— start of Material supplied —

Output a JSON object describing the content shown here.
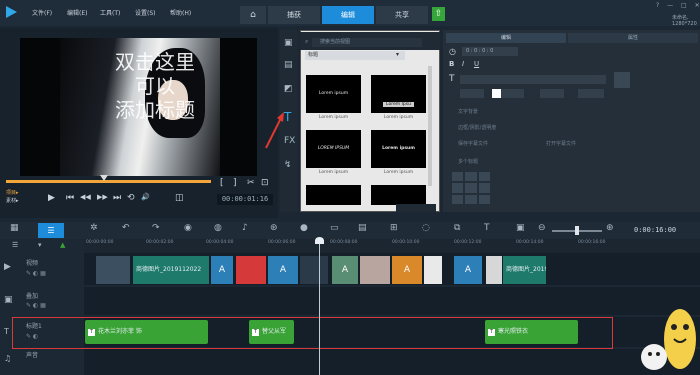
{
  "app": {
    "brand_color": "#2fa7e8"
  },
  "menu": [
    "文件(F)",
    "编辑(E)",
    "工具(T)",
    "设置(S)",
    "帮助(H)"
  ],
  "workspace_tabs": {
    "home_icon": "home-icon",
    "tabs": [
      "捕获",
      "编辑",
      "共享"
    ],
    "active": "编辑"
  },
  "window": {
    "controls": [
      "?",
      "—",
      "□",
      "✕"
    ],
    "project_info": "未命名, 1280*720"
  },
  "preview": {
    "overlay_text": "双击这里\n可以\n添加标题",
    "timecode": "00:00:01:16",
    "controls": {
      "project": "项目▸",
      "clip": "素材▸",
      "play": "▶",
      "prev": "⏮",
      "back": "◀◀",
      "fwd": "▶▶",
      "next": "⏭",
      "repeat": "⟲",
      "volume": "🔊",
      "resize": "◫",
      "mark_in": "[",
      "mark_out": "]",
      "cut": "✂",
      "snapshot": "⊡",
      "enlarge": "⤢"
    }
  },
  "library": {
    "search_placeholder": "搜索当前视图",
    "dropdown": "标题",
    "thumbs": [
      {
        "text": "Lorem ipsum",
        "label": "Lorem ipsum"
      },
      {
        "text": "Lorem Ipsu",
        "label": "Lorem ipsum"
      },
      {
        "text": "LOREM IPSUM",
        "label": "Lorem ipsum"
      },
      {
        "text": "Lorem ipsum",
        "label": "Lorem ipsum"
      }
    ],
    "side_icons": [
      "media-icon",
      "instant-project-icon",
      "transition-icon",
      "title-icon",
      "fx-icon",
      "filter-icon",
      "path-icon"
    ],
    "fx_label": "FX"
  },
  "options": {
    "tabs": [
      "编辑",
      "属性"
    ],
    "time": "0 : 0 : 0 : 0",
    "rows": [
      "文字背景",
      "边框/阴影/透明度",
      "保存字幕文件",
      "打开字幕文件",
      "对齐",
      "多个标题"
    ]
  },
  "timeline": {
    "ruler": [
      "00:00:00:00",
      "00:00:02:00",
      "00:00:04:00",
      "00:00:06:00",
      "00:00:08:00",
      "00:00:10:00",
      "00:00:12:00",
      "00:00:14:00",
      "00:00:16:00"
    ],
    "duration": "0:00:16:00",
    "tracks": [
      {
        "name": "视频",
        "icon": "video-track-icon"
      },
      {
        "name": "叠加",
        "icon": "overlay-track-icon"
      },
      {
        "name": "标题1",
        "icon": "title-track-icon"
      },
      {
        "name": "声音",
        "icon": "voice-track-icon"
      }
    ],
    "video_clips": [
      "商德图片_2019112022",
      "商德图片_2019"
    ],
    "title_clips": [
      "花木兰刘亦菲 饰",
      "替父从军",
      "寒光照铁衣"
    ]
  },
  "colors": {
    "title_clip": "#3aa336",
    "video_clip": "#1e7b6c",
    "highlight": "#d83a3a",
    "active_tab": "#1d8ddb"
  }
}
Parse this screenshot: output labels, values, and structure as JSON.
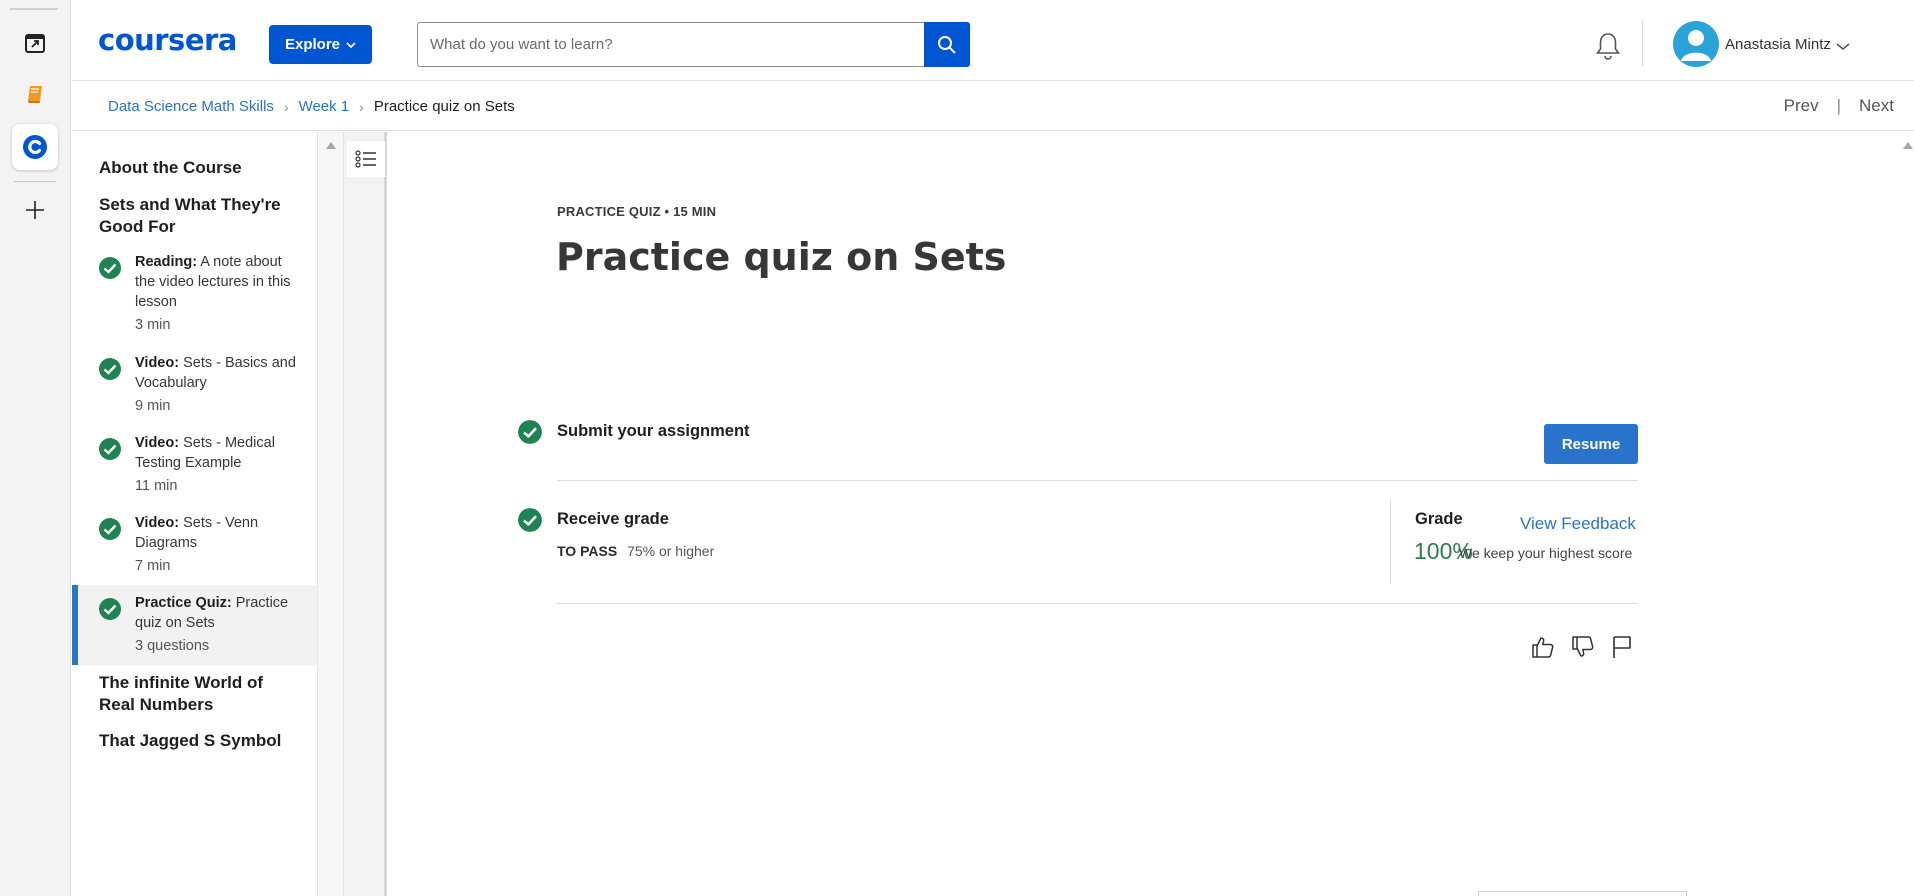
{
  "app_strip": {
    "items": [
      "calendar-icon",
      "book-icon",
      "coursera-icon",
      "plus-icon"
    ]
  },
  "header": {
    "logo": "coursera",
    "explore_label": "Explore",
    "search": {
      "placeholder": "What do you want to learn?",
      "value": ""
    },
    "user_name": "Anastasia Mintz"
  },
  "breadcrumb": {
    "items": [
      "Data Science Math Skills",
      "Week 1",
      "Practice quiz on Sets"
    ],
    "prev": "Prev",
    "next": "Next",
    "separator": "|"
  },
  "sidebar": {
    "sections": [
      {
        "title": "About the Course"
      },
      {
        "title": "Sets and What They're Good For"
      },
      {
        "title": "The infinite World of Real Numbers"
      },
      {
        "title": "That Jagged S Symbol"
      }
    ],
    "items": [
      {
        "type": "Reading:",
        "title": "A note about the video lectures in this lesson",
        "meta": "3 min",
        "completed": true
      },
      {
        "type": "Video:",
        "title": "Sets - Basics and Vocabulary",
        "meta": "9 min",
        "completed": true
      },
      {
        "type": "Video:",
        "title": "Sets - Medical Testing Example",
        "meta": "11 min",
        "completed": true
      },
      {
        "type": "Video:",
        "title": "Sets - Venn Diagrams",
        "meta": "7 min",
        "completed": true
      },
      {
        "type": "Practice Quiz:",
        "title": "Practice quiz on Sets",
        "meta": "3 questions",
        "completed": true,
        "active": true
      }
    ]
  },
  "main": {
    "kicker": "PRACTICE QUIZ • 15 MIN",
    "title": "Practice quiz on Sets",
    "submit_label": "Submit your assignment",
    "resume_label": "Resume",
    "receive_label": "Receive grade",
    "to_pass_label": "TO PASS",
    "to_pass_value": "75% or higher",
    "grade_label": "Grade",
    "grade_value": "100%",
    "view_feedback": "View Feedback",
    "highest_note": "We keep your highest score"
  },
  "colors": {
    "brand": "#0056d2",
    "link": "#2a73cc",
    "success": "#2f7d51",
    "check": "#1f8354"
  }
}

— end of Material supplied —

# Exercise details
Using the material above, copy every line in which the string "meta" occurs.

# Output for this task
        "meta": "3 min",
        "meta": "9 min",
        "meta": "11 min",
        "meta": "7 min",
        "meta": "3 questions",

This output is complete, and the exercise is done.